Set problem: Extract each line below that contains the string "title". Case counts.

(Labeled region entries)
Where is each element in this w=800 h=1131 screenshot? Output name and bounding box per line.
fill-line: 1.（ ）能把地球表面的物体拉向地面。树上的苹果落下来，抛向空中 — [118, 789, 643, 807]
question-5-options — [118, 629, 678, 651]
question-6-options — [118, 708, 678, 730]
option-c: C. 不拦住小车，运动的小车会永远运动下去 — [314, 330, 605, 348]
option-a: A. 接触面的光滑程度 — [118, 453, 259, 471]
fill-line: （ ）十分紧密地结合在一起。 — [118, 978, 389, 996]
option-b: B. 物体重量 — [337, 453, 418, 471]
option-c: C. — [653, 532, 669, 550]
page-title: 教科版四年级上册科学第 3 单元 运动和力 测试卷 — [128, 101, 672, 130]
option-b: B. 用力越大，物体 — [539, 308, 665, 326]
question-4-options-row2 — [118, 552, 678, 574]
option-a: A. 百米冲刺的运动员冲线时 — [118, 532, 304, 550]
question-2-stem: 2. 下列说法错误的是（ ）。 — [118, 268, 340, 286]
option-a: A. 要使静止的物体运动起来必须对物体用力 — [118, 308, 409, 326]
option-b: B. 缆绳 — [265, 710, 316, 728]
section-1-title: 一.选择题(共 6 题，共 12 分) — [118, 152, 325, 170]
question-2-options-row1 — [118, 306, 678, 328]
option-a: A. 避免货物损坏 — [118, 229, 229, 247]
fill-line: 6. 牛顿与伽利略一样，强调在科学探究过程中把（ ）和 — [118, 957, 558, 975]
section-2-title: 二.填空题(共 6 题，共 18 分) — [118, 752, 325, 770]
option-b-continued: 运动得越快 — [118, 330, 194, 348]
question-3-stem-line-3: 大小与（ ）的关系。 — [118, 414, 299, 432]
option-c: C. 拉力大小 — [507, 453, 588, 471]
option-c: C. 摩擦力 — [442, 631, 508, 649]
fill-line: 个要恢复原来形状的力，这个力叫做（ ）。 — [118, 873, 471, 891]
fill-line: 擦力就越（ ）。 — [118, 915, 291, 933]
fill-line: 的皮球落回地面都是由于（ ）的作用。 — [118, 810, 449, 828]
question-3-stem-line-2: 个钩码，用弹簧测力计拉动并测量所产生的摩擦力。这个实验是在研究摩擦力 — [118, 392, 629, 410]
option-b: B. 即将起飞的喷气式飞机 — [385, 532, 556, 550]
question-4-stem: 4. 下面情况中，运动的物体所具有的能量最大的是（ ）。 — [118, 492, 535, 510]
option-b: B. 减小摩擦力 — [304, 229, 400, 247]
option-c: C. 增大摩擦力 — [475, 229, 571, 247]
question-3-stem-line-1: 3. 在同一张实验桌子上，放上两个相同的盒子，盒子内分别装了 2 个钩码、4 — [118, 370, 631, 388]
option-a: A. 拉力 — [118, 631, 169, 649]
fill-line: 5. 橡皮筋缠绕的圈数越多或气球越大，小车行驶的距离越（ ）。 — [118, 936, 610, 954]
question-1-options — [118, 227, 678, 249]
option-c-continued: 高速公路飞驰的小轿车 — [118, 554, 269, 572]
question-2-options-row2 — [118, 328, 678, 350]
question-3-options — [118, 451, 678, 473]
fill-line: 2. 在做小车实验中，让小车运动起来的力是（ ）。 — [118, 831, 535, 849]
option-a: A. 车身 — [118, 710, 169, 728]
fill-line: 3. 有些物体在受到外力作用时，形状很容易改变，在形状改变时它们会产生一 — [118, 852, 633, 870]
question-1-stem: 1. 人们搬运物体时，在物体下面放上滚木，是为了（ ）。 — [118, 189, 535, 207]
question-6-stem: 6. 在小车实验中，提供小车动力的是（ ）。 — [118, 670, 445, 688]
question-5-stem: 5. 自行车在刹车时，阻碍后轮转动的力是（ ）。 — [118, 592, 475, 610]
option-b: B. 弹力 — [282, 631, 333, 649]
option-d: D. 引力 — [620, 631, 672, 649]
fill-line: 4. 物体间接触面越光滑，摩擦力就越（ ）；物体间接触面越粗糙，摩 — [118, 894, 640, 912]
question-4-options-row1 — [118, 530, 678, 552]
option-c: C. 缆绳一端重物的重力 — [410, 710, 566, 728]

Written response:
page-title: 教科版四年级上册科学第 3 单元 运动和力 测试卷 — [128, 101, 672, 130]
section-1-title: 一.选择题(共 6 题，共 12 分) — [118, 152, 325, 170]
section-2-title: 二.填空题(共 6 题，共 18 分) — [118, 752, 325, 770]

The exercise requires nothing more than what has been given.